*Task brief*: In the material below, list every line carrying the string "text".

*Listing*:
--- BEGIN ---
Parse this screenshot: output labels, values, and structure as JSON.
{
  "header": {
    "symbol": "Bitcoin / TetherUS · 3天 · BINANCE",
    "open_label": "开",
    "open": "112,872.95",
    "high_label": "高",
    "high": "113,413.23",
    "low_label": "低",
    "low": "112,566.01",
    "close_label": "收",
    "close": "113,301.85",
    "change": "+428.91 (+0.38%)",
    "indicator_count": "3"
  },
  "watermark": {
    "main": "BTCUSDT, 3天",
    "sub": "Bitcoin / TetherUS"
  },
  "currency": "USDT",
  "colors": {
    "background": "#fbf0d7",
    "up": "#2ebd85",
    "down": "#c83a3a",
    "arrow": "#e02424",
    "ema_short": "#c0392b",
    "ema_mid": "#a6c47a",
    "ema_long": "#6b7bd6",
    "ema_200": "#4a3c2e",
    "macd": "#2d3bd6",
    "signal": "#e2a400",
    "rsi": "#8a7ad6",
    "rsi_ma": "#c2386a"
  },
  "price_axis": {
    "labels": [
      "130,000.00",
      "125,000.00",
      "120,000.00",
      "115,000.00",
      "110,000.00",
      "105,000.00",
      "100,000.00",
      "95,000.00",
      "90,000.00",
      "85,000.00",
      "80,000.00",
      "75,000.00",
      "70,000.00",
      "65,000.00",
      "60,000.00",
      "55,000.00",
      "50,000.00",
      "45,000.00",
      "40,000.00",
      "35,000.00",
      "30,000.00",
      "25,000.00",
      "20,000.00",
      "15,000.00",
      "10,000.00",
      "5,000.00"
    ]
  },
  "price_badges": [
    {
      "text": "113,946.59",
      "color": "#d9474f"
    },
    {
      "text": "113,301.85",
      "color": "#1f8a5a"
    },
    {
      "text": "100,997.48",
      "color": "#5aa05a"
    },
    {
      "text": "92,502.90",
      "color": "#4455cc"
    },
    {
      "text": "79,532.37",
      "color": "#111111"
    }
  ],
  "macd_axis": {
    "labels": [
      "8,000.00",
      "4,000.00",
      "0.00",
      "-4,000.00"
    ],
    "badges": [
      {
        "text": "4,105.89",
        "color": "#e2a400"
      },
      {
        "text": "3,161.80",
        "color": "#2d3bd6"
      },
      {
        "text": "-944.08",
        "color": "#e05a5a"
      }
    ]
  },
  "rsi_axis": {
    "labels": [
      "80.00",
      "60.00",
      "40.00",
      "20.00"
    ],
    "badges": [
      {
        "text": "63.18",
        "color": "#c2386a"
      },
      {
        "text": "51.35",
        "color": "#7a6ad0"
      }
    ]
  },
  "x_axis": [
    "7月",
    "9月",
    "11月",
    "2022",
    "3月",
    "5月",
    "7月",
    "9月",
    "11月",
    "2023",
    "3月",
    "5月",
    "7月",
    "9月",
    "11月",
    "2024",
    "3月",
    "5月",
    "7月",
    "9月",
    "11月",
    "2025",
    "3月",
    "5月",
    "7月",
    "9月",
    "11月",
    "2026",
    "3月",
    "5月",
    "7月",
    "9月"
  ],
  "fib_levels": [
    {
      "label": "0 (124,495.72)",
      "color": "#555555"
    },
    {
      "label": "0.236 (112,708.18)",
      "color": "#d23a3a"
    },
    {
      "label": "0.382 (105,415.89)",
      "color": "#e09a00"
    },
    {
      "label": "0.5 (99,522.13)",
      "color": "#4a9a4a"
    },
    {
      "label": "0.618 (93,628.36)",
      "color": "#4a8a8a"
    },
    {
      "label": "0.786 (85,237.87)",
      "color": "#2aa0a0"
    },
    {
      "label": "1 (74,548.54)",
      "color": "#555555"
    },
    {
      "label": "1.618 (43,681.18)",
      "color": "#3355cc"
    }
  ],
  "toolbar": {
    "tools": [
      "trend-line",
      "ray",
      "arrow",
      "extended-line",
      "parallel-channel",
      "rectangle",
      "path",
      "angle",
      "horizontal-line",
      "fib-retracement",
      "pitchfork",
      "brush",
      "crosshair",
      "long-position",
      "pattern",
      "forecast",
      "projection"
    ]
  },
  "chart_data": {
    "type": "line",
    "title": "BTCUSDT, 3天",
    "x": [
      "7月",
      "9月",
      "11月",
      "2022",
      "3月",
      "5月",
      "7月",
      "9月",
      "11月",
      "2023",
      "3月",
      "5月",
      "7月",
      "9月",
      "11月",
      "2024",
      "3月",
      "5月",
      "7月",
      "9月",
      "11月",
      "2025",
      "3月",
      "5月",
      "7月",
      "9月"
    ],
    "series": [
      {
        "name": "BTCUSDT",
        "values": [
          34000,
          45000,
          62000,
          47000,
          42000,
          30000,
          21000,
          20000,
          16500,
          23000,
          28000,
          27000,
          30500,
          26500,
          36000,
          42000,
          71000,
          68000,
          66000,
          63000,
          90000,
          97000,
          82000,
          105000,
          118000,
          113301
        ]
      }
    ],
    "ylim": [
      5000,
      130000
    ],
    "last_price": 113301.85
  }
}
--- END ---
*Completed task*:
      "text": "113,946.59",
      "text": "113,301.85",
      "text": "100,997.48",
      "text": "92,502.90",
      "text": "79,532.37",
        "text": "4,105.89",
        "text": "3,161.80",
        "text": "-944.08",
        "text": "63.18",
        "text": "51.35",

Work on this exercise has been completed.